Eropa Ambil Peran, Pasukan Multinasional Disiapkan di Ukraina

POJOKNEGERI.COM – Negara-negara Eropa menyatakan kesiapan untuk memimpin pembentukan pasukan multinasional di Ukraina sebagai bagian dari proposal Amerika Serikat guna mendorong tercapainya perjanjian damai antara Rusia dan Ukraina.
Rencana tersebut sebagai bagian dari paket jaminan keamanan baru yang didukung langsung oleh Gedung Putih dan tengah dibahas secara intensif bersama para pemimpin Eropa.
Langkah ini berpotensi menjadi terobosan diplomatik terbesar sejak invasi besar Rusia ke Ukraina pada 2022.
Meski demikian, para pihak mengakui masih terdapat perbedaan mendasar, terutama menyangkut status wilayah Ukraina yang saat ini Rusia duduki
Data dan Fakta Utama
Dalam pernyataan bersama, para pemimpin Inggris, Prancis, Jerman, serta delapan negara Eropa lainnya menyatakan kesediaan membentuk pasukan dari apa yang mereka sebut sebagai “koalisi negara-negara yang bersedia”. Pasukan ini, dengan dukungan Amerika Serikat, untuk menjalankan sejumlah fungsi strategis di Ukraina.

Data yang Diberikan =>
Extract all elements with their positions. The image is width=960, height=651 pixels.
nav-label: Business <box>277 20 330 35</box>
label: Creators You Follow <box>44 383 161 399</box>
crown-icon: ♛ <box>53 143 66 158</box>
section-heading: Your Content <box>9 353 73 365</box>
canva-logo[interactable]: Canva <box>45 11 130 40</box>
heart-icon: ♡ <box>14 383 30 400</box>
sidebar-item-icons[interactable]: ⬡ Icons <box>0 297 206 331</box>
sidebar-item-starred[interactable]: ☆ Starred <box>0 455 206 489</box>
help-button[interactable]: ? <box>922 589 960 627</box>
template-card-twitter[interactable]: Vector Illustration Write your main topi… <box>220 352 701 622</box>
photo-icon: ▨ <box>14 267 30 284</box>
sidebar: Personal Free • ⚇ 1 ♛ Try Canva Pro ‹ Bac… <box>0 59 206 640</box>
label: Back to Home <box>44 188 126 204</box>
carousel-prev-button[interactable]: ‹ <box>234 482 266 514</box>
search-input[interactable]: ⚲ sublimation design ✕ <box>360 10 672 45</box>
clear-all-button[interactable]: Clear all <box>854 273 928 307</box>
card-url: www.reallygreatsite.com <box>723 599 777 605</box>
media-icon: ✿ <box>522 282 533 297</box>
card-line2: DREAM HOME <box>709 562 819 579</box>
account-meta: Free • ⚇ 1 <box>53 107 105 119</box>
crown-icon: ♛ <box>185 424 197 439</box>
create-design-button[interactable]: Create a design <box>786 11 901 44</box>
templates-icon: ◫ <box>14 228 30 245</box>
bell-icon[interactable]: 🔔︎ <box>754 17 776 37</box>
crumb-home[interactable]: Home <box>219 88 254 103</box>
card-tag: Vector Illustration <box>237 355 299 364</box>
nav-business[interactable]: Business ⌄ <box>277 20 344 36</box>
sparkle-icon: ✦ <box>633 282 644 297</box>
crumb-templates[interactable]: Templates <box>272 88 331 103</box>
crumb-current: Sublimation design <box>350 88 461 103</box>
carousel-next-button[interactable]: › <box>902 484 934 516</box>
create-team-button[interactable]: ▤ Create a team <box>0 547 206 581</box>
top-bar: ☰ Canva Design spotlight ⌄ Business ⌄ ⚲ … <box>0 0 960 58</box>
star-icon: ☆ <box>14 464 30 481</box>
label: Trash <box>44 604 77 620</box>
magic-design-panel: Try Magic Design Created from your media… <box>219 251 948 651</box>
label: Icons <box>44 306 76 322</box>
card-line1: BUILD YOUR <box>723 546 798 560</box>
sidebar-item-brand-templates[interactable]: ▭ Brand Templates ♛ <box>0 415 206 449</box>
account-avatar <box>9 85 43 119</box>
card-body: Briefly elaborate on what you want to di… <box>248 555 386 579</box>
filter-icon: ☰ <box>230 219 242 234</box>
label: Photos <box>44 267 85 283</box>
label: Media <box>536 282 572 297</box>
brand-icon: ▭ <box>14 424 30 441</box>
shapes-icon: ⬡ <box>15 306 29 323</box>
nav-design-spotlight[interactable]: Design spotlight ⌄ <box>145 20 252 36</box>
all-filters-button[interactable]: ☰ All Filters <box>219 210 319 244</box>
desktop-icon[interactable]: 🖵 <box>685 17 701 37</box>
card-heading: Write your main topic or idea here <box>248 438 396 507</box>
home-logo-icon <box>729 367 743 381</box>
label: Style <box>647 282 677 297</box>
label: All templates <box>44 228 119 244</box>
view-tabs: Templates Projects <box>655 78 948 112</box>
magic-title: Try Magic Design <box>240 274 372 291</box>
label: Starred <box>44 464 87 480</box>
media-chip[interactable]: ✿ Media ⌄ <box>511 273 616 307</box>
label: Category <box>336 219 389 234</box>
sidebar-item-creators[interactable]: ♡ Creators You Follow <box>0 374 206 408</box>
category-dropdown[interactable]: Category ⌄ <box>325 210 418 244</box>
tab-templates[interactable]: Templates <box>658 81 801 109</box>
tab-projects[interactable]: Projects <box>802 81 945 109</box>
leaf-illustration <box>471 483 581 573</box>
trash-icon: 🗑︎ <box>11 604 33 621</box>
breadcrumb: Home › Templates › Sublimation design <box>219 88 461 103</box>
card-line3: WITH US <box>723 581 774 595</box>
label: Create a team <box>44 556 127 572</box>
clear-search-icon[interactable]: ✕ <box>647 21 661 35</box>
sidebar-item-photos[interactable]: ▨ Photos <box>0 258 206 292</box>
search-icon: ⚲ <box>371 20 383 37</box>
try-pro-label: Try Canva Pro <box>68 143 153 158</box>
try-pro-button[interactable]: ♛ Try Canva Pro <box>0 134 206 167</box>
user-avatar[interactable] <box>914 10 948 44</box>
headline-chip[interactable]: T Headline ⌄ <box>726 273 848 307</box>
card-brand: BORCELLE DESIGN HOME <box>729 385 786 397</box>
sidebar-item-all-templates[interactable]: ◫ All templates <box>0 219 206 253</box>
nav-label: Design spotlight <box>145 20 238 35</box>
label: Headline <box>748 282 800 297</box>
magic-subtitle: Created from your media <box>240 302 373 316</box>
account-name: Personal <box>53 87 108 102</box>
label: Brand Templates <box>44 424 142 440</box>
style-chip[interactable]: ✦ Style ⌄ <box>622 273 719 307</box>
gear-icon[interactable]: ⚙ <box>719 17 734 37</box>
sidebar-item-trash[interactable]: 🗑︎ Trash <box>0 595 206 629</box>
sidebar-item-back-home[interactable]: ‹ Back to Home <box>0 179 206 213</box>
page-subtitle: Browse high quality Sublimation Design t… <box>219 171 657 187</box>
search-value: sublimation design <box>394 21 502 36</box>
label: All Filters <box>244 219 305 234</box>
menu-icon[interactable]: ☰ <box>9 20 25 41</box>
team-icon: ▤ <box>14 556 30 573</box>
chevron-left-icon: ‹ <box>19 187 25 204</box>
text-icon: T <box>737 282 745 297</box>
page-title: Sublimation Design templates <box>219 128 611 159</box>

Tugas dan Latihan =>
- A) Salin kata demi kata bagian teks tentang pasukan multinasional di Ukraina, mulai dari "Rencana tersebut sebagai" sampai dengan "para pemimpin Eropa.".
- B) Bagaimana isi teks tentang pasukan multinasional di Ukraina jika diringkas dalam dua kalimat?
- C) Menurut teks tentang pasukan multinasional di Ukraina, berapa negara Eropa lain selain Inggris, Prancis, dan Jerman yang turut dalam pernyataan bersama?
Baris-baris yang tercantum merupakan bahan tersendiri yang terpisah dari teks.

Kunci Jawaban =>
- A)
Rencana tersebut sebagai bagian dari paket jaminan keamanan baru yang didukung langsung oleh Gedung Putih dan tengah dibahas secara intensif bersama para pemimpin Eropa.

- B) Negara-negara Eropa siap memimpin pembentukan pasukan multinasional di Ukraina sebagai bagian dari proposal Amerika Serikat untuk mendorong perjanjian damai antara Rusia dan Ukraina, dalam paket jaminan keamanan baru yang didukung langsung oleh Gedung Putih. Langkah ini berpotensi menjadi terobosan diplomatik terbesar sejak invasi besar Rusia ke Ukraina pada 2022, tetapi para pihak mengakui masih ada perbedaan mendasar, terutama soal status wilayah Ukraina yang diduduki Rusia.

- C) Delapan negara Eropa lainnya.